• Written task:
All entries below are to be set down again, identical to the source.

****************

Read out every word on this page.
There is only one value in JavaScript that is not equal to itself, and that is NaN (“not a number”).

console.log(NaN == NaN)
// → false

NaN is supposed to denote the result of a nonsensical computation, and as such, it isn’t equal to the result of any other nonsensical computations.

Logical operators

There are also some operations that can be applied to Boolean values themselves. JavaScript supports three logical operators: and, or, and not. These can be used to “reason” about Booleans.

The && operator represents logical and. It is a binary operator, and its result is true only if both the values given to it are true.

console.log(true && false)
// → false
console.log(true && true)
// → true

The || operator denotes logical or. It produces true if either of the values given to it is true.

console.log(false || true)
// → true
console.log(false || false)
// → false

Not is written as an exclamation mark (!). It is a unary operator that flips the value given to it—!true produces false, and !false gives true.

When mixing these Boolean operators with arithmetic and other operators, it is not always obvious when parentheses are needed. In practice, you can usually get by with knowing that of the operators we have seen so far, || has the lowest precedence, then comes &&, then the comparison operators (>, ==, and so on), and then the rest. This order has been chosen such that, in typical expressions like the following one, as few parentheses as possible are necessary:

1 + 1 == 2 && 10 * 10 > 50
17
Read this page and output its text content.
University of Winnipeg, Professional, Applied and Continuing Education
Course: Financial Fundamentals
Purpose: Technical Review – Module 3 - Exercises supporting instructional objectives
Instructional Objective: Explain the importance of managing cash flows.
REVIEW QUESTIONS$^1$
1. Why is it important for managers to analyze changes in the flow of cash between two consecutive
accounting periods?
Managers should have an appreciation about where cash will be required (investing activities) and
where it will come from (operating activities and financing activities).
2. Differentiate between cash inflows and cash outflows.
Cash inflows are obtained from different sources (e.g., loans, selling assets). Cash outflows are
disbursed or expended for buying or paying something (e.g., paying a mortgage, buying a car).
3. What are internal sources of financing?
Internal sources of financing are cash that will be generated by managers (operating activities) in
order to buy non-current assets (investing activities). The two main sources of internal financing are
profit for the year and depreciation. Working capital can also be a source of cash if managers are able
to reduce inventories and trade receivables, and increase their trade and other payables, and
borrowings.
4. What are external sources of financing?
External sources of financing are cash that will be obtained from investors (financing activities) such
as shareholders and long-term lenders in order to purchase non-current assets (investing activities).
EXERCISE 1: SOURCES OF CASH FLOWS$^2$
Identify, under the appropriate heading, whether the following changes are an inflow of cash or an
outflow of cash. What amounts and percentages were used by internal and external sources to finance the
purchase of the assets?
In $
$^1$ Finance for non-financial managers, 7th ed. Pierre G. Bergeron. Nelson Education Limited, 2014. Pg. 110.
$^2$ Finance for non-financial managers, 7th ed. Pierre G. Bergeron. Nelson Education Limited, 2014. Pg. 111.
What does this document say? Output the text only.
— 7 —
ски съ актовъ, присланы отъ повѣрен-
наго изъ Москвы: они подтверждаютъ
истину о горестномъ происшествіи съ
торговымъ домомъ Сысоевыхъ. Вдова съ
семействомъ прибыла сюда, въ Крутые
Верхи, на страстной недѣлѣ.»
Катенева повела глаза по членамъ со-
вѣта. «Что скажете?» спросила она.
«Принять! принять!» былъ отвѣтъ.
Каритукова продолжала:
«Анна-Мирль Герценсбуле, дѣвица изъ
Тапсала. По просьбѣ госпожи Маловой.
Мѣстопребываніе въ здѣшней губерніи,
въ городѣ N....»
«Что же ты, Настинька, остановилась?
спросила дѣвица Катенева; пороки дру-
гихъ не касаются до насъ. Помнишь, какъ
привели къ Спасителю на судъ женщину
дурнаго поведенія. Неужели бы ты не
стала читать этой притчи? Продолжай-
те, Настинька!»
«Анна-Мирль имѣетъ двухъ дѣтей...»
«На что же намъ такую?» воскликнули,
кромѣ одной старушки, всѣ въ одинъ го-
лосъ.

****************

• Task result:
Read out every word on this page.
There is only one value in JavaScript that is not equal to itself, and that is NaN (“not a number”).

console.log(NaN == NaN)
// → false

NaN is supposed to denote the result of a nonsensical computation, and as such, it isn’t equal to the result of any other nonsensical computations.

Logical operators

There are also some operations that can be applied to Boolean values themselves. JavaScript supports three logical operators: and, or, and not. These can be used to “reason” about Booleans.

The && operator represents logical and. It is a binary operator, and its result is true only if both the values given to it are true.

console.log(true && false)
// → false
console.log(true && true)
// → true

The || operator denotes logical or. It produces true if either of the values given to it is true.

console.log(false || true)
// → true
console.log(false || false)
// → false

Not is written as an exclamation mark (!). It is a unary operator that flips the value given to it—!true produces false, and !false gives true.

When mixing these Boolean operators with arithmetic and other operators, it is not always obvious when parentheses are needed. In practice, you can usually get by with knowing that of the operators we have seen so far, || has the lowest precedence, then comes &&, then the comparison operators (>, ==, and so on), and then the rest. This order has been chosen such that, in typical expressions like the following one, as few parentheses as possible are necessary:

1 + 1 == 2 && 10 * 10 > 50
17
Read this page and output its text content.
University of Winnipeg, Professional, Applied and Continuing Education
Course: Financial Fundamentals
Purpose: Technical Review – Module 3 - Exercises supporting instructional objectives
Instructional Objective: Explain the importance of managing cash flows.
REVIEW QUESTIONS$^1$
1. Why is it important for managers to analyze changes in the flow of cash between two consecutive
accounting periods?
Managers should have an appreciation about where cash will be required (investing activities) and
where it will come from (operating activities and financing activities).
2. Differentiate between cash inflows and cash outflows.
Cash inflows are obtained from different sources (e.g., loans, selling assets). Cash outflows are
disbursed or expended for buying or paying something (e.g., paying a mortgage, buying a car).
3. What are internal sources of financing?
Internal sources of financing are cash that will be generated by managers (operating activities) in
order to buy non-current assets (investing activities). The two main sources of internal financing are
profit for the year and depreciation. Working capital can also be a source of cash if managers are able
to reduce inventories and trade receivables, and increase their trade and other payables, and
borrowings.
4. What are external sources of financing?
External sources of financing are cash that will be obtained from investors (financing activities) such
as shareholders and long-term lenders in order to purchase non-current assets (investing activities).
EXERCISE 1: SOURCES OF CASH FLOWS$^2$
Identify, under the appropriate heading, whether the following changes are an inflow of cash or an
outflow of cash. What amounts and percentages were used by internal and external sources to finance the
purchase of the assets?
In $
$^1$ Finance for non-financial managers, 7th ed. Pierre G. Bergeron. Nelson Education Limited, 2014. Pg. 110.
$^2$ Finance for non-financial managers, 7th ed. Pierre G. Bergeron. Nelson Education Limited, 2014. Pg. 111.
What does this document say? Output the text only.
— 7 —
ски съ актовъ, присланы отъ повѣрен-
наго изъ Москвы: они подтверждаютъ
истину о горестномъ происшествіи съ
торговымъ домомъ Сысоевыхъ. Вдова съ
семействомъ прибыла сюда, въ Крутые
Верхи, на страстной недѣлѣ.»
Катенева повела глаза по членамъ со-
вѣта. «Что скажете?» спросила она.
«Принять! принять!» былъ отвѣтъ.
Каритукова продолжала:
«Анна-Мирль Герценсбуле, дѣвица изъ
Тапсала. По просьбѣ госпожи Маловой.
Мѣстопребываніе въ здѣшней губерніи,
въ городѣ N....»
«Что же ты, Настинька, остановилась?
спросила дѣвица Катенева; пороки дру-
гихъ не касаются до насъ. Помнишь, какъ
привели къ Спасителю на судъ женщину
дурнаго поведенія. Неужели бы ты не
стала читать этой притчи? Продолжай-
те, Настинька!»
«Анна-Мирль имѣетъ двухъ дѣтей...»
«На что же намъ такую?» воскликнули,
кромѣ одной старушки, всѣ въ одинъ го-
лосъ.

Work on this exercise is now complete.